_Data for processing_:
====

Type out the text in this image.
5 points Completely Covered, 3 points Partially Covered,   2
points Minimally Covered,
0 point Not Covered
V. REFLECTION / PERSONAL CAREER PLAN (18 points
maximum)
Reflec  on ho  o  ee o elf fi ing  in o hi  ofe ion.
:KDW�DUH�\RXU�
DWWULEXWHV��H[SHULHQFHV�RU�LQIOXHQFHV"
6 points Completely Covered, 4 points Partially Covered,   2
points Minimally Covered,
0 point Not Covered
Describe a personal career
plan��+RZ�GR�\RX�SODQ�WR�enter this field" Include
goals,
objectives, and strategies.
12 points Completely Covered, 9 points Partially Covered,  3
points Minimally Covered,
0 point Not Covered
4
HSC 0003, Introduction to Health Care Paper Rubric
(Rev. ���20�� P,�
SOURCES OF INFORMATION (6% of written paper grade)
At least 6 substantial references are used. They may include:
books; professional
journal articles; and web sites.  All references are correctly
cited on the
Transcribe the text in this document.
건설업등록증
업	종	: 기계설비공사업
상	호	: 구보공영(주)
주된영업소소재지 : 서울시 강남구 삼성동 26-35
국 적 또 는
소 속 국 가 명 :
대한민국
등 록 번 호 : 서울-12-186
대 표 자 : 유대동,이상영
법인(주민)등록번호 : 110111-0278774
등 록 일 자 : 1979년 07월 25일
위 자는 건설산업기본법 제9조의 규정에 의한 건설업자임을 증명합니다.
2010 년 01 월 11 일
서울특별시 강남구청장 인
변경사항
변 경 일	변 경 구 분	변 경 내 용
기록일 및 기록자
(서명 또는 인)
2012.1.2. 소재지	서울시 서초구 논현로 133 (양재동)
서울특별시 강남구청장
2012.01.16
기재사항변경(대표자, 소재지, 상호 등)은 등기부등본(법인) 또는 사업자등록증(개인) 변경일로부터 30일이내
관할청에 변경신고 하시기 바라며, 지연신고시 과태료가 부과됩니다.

====

_What you should do_: Show the data once more, exactly as it was written.

_Solution to the exercise_:
Type out the text in this image.
5 points Completely Covered, 3 points Partially Covered,   2
points Minimally Covered,
0 point Not Covered
V. REFLECTION / PERSONAL CAREER PLAN (18 points
maximum)
Reflec  on ho  o  ee o elf fi ing  in o hi  ofe ion.
:KDW�DUH�\RXU�
DWWULEXWHV��H[SHULHQFHV�RU�LQIOXHQFHV"
6 points Completely Covered, 4 points Partially Covered,   2
points Minimally Covered,
0 point Not Covered
Describe a personal career
plan��+RZ�GR�\RX�SODQ�WR�enter this field" Include
goals,
objectives, and strategies.
12 points Completely Covered, 9 points Partially Covered,  3
points Minimally Covered,
0 point Not Covered
4
HSC 0003, Introduction to Health Care Paper Rubric
(Rev. ���20�� P,�
SOURCES OF INFORMATION (6% of written paper grade)
At least 6 substantial references are used. They may include:
books; professional
journal articles; and web sites.  All references are correctly
cited on the
Transcribe the text in this document.
건설업등록증
업	종	: 기계설비공사업
상	호	: 구보공영(주)
주된영업소소재지 : 서울시 강남구 삼성동 26-35
국 적 또 는
소 속 국 가 명 :
대한민국
등 록 번 호 : 서울-12-186
대 표 자 : 유대동,이상영
법인(주민)등록번호 : 110111-0278774
등 록 일 자 : 1979년 07월 25일
위 자는 건설산업기본법 제9조의 규정에 의한 건설업자임을 증명합니다.
2010 년 01 월 11 일
서울특별시 강남구청장 인
변경사항
변 경 일	변 경 구 분	변 경 내 용
기록일 및 기록자
(서명 또는 인)
2012.1.2. 소재지	서울시 서초구 논현로 133 (양재동)
서울특별시 강남구청장
2012.01.16
기재사항변경(대표자, 소재지, 상호 등)은 등기부등본(법인) 또는 사업자등록증(개인) 변경일로부터 30일이내
관할청에 변경신고 하시기 바라며, 지연신고시 과태료가 부과됩니다.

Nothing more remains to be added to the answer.